- _WHAT YOU SHOULD DO_: Return a copy of every line in the records that includes the word "Physical".
..............................
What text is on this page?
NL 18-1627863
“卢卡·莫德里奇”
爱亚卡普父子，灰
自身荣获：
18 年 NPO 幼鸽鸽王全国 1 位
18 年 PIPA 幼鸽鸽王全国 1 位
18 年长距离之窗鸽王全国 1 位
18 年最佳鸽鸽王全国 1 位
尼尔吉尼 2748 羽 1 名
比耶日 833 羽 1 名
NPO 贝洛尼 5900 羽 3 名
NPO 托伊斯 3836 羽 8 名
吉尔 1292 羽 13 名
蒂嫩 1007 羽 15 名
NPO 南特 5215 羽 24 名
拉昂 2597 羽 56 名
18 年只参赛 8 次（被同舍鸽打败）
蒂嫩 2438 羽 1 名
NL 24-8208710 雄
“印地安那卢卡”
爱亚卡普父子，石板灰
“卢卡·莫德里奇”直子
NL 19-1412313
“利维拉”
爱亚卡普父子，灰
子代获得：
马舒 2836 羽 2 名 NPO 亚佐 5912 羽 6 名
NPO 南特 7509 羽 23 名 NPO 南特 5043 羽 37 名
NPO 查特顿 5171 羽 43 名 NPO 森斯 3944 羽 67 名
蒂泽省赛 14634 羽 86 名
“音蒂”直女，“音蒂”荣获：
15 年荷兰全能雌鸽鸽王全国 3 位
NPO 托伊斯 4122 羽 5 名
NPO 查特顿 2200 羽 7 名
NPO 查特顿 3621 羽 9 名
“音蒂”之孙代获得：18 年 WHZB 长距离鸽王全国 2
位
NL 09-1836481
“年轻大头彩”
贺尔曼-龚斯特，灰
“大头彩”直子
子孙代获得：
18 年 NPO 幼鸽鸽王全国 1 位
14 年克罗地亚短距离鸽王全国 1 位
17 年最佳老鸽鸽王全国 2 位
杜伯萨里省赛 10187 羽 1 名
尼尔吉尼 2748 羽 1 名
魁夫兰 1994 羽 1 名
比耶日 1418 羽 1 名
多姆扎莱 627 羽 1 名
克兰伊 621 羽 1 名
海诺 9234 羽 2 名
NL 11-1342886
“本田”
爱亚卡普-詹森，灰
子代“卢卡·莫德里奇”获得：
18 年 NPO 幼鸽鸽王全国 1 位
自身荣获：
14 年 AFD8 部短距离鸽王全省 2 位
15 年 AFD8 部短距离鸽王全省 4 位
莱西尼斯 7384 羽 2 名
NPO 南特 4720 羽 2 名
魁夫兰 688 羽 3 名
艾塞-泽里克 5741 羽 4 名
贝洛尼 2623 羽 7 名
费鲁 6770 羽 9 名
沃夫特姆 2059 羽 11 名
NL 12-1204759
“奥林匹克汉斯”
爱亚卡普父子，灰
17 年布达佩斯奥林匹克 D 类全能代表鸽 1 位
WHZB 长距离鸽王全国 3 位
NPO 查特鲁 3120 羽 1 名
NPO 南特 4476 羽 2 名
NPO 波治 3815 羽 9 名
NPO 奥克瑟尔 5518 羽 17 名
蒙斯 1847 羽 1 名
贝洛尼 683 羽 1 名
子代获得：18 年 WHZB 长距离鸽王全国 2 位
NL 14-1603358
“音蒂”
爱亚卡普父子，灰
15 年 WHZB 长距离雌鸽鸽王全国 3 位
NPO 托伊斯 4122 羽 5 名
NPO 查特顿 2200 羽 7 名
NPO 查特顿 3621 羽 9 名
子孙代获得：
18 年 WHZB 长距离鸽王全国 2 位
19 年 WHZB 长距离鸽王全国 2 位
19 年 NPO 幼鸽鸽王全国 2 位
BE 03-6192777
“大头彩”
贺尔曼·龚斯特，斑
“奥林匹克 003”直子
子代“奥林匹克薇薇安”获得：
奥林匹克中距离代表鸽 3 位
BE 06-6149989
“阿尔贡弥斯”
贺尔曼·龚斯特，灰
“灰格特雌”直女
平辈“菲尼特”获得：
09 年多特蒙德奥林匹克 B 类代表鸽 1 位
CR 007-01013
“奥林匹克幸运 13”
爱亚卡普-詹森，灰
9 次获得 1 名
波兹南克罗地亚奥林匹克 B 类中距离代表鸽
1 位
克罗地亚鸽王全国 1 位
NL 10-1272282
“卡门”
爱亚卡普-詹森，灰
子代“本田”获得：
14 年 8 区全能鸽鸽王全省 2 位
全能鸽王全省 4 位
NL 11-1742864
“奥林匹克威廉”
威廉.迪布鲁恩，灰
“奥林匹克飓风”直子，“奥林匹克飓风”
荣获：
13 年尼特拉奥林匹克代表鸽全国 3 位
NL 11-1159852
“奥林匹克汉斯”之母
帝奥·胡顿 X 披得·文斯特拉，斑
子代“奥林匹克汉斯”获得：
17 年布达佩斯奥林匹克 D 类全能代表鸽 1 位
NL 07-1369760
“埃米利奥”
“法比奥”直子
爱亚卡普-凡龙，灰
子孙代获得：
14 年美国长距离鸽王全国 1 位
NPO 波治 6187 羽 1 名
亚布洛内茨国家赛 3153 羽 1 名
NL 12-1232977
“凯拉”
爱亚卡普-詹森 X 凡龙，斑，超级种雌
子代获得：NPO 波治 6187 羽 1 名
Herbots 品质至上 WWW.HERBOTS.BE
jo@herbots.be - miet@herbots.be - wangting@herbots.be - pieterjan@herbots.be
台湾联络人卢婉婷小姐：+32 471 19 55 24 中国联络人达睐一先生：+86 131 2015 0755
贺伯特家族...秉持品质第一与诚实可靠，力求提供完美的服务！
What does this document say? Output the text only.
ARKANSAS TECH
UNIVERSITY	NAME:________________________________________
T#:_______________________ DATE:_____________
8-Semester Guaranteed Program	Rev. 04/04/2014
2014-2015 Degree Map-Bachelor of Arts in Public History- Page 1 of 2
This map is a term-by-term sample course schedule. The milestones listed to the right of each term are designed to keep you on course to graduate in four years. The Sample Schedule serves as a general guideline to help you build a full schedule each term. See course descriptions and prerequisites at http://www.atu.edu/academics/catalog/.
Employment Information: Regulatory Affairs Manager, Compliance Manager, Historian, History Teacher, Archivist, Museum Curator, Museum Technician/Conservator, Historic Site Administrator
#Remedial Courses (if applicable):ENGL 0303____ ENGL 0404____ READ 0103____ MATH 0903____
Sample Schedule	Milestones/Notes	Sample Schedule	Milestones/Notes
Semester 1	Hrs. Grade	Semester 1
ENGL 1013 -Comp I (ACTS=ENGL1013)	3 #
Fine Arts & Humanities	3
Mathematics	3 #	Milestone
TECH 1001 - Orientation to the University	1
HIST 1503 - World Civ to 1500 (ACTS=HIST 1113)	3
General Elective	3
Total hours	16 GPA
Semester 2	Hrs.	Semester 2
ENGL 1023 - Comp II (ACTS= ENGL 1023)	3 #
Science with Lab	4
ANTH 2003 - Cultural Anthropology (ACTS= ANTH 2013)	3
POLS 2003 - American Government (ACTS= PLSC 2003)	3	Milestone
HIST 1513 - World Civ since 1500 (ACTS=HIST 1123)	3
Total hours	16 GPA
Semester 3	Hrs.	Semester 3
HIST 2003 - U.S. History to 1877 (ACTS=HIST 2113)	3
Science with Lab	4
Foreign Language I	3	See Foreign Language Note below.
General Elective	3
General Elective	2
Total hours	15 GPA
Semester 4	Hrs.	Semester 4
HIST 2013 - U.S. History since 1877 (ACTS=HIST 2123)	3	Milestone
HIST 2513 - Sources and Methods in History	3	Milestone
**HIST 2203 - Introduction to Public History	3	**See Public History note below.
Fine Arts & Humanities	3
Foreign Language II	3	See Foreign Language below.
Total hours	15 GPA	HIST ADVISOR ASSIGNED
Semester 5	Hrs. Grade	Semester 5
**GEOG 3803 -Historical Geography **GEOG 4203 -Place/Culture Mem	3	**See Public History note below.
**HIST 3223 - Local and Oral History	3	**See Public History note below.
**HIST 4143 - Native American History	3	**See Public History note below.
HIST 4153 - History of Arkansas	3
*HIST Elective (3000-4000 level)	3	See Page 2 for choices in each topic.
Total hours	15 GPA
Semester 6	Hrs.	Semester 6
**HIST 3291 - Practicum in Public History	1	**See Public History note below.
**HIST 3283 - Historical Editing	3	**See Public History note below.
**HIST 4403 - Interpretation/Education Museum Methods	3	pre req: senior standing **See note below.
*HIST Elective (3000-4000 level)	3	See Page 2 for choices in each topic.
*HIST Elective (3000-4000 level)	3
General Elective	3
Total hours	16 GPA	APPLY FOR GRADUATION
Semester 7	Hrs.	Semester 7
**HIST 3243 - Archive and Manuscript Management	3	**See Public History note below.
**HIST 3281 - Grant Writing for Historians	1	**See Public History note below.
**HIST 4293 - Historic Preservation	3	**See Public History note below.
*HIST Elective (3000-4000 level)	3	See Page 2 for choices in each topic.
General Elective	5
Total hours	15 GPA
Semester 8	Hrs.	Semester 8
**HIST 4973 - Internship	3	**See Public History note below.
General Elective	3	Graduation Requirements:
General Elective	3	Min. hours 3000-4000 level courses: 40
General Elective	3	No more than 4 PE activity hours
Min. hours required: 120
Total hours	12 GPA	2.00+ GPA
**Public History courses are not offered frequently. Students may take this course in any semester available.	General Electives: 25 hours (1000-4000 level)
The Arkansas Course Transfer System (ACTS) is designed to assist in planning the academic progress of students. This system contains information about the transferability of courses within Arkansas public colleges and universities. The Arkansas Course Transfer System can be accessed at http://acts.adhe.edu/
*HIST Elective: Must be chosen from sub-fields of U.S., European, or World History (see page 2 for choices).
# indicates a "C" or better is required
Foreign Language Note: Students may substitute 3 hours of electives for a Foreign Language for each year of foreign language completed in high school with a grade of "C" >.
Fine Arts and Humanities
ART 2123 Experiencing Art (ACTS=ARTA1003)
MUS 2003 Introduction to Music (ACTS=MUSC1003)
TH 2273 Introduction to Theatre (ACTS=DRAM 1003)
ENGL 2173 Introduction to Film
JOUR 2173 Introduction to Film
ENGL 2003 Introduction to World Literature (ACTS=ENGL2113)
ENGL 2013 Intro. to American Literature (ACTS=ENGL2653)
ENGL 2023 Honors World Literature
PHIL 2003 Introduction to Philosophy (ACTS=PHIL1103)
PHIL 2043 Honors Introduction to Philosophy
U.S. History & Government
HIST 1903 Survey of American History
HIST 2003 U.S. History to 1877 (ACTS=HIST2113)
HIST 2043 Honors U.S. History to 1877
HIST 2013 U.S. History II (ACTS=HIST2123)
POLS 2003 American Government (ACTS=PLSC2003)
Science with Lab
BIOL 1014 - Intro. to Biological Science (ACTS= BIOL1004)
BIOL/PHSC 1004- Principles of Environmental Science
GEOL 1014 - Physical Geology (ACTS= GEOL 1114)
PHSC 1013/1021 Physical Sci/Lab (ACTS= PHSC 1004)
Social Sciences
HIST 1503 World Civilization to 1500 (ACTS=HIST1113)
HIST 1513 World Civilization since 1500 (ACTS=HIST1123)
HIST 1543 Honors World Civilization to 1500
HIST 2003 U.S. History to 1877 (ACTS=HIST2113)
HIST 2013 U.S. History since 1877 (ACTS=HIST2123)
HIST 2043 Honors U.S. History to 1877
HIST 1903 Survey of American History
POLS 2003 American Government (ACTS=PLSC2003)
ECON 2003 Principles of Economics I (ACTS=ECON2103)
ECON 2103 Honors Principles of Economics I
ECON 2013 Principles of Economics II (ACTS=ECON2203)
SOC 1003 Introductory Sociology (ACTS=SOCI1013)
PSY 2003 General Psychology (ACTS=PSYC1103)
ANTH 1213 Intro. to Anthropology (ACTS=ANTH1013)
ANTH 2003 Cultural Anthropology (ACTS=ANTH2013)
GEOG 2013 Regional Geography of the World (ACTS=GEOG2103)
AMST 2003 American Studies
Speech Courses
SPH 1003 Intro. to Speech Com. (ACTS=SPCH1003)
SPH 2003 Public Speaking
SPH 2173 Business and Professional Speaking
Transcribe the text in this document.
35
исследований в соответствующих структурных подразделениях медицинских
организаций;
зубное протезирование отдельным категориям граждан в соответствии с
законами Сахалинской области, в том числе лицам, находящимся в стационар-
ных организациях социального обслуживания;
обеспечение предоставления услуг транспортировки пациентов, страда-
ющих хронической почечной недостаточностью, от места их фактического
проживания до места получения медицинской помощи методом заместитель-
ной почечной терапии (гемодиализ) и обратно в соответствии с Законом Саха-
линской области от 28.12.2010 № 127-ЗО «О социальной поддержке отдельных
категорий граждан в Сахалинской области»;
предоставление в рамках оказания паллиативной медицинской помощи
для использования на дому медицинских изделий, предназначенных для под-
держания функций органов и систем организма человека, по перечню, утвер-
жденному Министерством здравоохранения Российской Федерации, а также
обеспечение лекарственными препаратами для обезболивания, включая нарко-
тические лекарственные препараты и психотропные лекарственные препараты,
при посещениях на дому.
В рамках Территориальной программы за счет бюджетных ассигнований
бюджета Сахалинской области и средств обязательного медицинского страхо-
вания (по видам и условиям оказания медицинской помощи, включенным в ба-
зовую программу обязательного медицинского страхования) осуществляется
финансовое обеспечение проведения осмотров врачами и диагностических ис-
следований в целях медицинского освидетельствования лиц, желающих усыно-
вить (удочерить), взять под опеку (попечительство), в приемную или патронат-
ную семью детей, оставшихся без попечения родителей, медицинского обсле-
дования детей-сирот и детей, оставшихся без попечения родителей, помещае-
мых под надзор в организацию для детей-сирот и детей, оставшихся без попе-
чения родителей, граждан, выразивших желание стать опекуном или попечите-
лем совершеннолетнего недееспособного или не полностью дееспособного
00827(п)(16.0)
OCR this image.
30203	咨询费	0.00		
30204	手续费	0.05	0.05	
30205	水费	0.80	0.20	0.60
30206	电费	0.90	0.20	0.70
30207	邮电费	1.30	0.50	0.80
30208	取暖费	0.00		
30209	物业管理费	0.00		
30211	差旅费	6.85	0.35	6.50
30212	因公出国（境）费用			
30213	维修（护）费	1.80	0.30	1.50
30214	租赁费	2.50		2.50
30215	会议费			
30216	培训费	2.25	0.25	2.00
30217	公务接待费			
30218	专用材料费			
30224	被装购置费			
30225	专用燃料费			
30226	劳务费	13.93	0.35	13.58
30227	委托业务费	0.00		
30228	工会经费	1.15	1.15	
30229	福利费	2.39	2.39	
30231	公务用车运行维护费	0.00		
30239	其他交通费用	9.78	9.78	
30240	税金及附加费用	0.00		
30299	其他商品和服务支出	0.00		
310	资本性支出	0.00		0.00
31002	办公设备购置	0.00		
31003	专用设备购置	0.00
..............................
- _REPLY_:
GEOL 1014 - Physical Geology (ACTS= GEOL 1114)
PHSC 1013/1021 Physical Sci/Lab (ACTS= PHSC 1004)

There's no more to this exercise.